** begin **

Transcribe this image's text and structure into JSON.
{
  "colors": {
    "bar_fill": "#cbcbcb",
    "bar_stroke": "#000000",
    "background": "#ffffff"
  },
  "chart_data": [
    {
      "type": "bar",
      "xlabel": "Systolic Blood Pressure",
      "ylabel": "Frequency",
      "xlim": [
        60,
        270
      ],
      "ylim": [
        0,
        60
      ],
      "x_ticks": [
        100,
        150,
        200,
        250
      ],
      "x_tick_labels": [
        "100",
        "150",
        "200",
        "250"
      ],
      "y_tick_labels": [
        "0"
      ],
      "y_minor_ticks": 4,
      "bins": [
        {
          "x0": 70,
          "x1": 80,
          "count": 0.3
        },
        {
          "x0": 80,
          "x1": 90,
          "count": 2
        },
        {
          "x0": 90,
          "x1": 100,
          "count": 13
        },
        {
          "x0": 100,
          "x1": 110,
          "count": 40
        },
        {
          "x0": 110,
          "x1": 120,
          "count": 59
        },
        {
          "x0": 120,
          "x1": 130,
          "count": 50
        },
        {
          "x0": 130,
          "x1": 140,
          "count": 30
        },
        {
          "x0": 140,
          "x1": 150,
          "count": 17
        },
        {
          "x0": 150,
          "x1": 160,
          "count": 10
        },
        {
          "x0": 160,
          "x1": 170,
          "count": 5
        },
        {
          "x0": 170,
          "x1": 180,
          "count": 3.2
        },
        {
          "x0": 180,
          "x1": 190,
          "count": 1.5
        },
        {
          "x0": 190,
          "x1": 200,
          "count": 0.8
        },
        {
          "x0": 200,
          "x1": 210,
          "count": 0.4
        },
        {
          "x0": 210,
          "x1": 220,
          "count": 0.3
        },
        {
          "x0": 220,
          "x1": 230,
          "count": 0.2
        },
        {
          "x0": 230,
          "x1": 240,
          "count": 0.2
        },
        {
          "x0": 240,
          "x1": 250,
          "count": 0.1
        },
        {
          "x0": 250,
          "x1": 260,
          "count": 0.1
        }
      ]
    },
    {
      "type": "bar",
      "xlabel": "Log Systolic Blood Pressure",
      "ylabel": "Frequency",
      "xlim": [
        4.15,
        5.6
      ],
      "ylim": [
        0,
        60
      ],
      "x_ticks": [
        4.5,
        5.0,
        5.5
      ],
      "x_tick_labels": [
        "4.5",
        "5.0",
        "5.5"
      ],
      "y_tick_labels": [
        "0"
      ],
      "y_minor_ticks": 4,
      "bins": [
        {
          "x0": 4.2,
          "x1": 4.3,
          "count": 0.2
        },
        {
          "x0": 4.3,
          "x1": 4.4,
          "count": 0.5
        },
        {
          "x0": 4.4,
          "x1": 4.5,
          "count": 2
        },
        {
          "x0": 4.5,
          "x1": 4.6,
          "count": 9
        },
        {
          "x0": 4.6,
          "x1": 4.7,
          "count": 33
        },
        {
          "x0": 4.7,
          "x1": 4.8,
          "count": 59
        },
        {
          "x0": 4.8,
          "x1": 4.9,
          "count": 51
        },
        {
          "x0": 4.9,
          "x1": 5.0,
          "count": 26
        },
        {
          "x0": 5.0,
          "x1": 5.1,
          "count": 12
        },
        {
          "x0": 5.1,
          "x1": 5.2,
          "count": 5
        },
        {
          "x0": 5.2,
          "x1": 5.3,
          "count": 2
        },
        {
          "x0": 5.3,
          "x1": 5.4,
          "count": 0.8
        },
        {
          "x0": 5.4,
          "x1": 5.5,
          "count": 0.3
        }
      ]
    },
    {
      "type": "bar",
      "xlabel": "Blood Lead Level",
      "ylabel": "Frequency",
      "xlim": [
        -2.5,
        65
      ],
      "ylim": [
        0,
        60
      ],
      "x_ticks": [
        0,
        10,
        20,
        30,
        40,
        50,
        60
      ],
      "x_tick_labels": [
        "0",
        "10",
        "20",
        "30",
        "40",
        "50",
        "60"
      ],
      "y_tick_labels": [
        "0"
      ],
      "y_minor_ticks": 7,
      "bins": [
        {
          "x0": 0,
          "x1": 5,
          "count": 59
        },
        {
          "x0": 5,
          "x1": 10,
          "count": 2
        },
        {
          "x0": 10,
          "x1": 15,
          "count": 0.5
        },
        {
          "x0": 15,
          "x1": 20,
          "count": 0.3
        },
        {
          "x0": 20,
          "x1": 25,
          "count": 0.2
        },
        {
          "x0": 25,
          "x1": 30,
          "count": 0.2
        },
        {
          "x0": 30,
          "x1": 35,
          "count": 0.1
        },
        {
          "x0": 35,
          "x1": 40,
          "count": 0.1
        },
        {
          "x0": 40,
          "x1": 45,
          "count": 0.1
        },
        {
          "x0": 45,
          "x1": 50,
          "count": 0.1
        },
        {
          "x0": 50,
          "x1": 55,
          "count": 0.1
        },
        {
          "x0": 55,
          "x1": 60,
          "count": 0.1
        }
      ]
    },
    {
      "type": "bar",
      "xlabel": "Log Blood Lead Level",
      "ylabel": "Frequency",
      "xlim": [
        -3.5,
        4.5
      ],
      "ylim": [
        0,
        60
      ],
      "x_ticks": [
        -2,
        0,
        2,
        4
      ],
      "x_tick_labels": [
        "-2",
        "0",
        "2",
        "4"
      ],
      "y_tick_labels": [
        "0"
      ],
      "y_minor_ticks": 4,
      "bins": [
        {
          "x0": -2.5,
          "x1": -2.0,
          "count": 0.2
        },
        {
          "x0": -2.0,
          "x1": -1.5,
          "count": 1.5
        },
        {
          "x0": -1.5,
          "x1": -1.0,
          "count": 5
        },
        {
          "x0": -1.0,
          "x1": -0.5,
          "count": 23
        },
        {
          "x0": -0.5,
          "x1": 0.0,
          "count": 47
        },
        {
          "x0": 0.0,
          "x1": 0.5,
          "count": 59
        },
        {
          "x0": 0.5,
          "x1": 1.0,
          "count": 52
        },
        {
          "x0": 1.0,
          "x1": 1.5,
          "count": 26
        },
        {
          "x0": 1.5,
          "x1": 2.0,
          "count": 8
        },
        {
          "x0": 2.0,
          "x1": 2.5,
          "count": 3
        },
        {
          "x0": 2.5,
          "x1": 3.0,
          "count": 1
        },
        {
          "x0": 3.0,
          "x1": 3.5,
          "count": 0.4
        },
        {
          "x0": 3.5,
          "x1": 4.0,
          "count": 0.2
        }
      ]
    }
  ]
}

** end **

▶ _EXERCISE REQUIREMENTS_
Tally up the lines in the records containing the word "Pressure", then give the count and nothing else.

▶ _CORRECT ANSWER_
2